Record list:
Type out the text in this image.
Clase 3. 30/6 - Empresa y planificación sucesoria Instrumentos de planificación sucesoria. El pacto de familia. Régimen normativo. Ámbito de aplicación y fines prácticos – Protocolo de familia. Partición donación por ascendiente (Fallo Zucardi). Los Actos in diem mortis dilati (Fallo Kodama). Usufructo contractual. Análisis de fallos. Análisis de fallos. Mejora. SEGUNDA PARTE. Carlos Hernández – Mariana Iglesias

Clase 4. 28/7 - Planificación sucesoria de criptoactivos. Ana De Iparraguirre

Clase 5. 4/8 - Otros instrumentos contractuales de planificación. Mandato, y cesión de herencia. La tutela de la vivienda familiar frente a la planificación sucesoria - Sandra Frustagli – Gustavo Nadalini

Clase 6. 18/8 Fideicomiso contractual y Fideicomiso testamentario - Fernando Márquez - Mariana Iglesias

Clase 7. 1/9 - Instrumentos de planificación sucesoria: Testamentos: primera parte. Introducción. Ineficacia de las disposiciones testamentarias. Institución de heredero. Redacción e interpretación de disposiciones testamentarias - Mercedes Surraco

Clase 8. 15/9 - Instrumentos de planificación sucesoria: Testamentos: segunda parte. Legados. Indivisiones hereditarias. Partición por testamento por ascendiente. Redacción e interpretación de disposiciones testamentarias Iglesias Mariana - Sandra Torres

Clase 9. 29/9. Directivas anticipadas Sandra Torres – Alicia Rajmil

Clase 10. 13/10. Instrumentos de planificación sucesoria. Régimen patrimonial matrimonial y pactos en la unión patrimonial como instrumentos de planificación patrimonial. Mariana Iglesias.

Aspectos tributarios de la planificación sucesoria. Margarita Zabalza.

---

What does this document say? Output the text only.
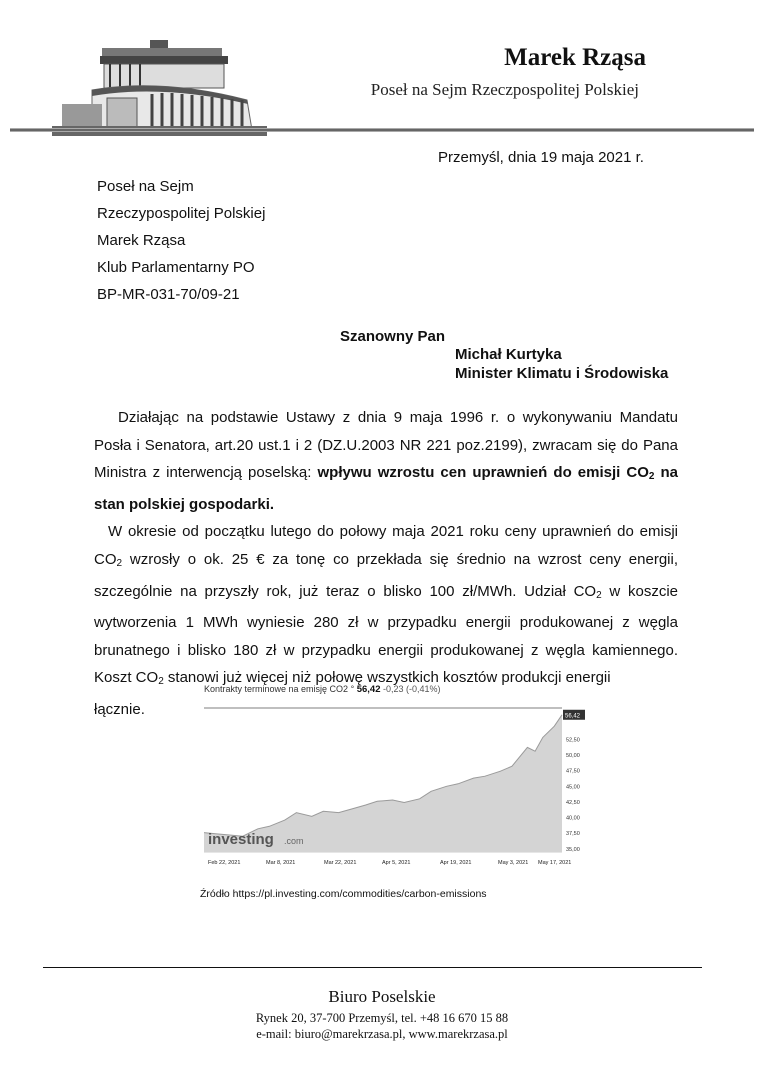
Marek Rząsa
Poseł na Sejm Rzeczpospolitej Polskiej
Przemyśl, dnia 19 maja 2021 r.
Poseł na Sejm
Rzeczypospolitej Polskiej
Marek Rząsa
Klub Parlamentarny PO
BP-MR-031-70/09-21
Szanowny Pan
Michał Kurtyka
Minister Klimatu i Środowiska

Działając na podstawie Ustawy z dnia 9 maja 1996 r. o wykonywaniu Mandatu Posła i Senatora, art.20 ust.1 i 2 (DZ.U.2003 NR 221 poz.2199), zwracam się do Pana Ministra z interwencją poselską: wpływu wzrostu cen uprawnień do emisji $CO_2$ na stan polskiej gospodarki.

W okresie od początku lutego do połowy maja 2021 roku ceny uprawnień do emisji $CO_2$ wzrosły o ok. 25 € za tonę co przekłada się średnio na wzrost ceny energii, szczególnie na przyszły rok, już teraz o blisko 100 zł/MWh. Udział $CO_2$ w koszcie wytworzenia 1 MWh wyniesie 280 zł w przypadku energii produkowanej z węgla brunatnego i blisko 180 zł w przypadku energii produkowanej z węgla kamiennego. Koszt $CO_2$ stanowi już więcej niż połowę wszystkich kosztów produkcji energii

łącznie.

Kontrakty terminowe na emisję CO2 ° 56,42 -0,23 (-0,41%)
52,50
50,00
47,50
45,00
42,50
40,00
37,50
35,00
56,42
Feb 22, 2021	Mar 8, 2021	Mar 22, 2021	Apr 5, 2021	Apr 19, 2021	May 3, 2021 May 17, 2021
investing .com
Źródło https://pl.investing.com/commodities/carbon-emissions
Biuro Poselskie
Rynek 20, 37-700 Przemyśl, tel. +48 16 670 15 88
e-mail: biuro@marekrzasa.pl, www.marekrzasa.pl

Your goal:
Which lines contain the word "Poseł"? Return each of them.

Exercise solution:
Poseł na Sejm Rzeczpospolitej Polskiej
Poseł na Sejm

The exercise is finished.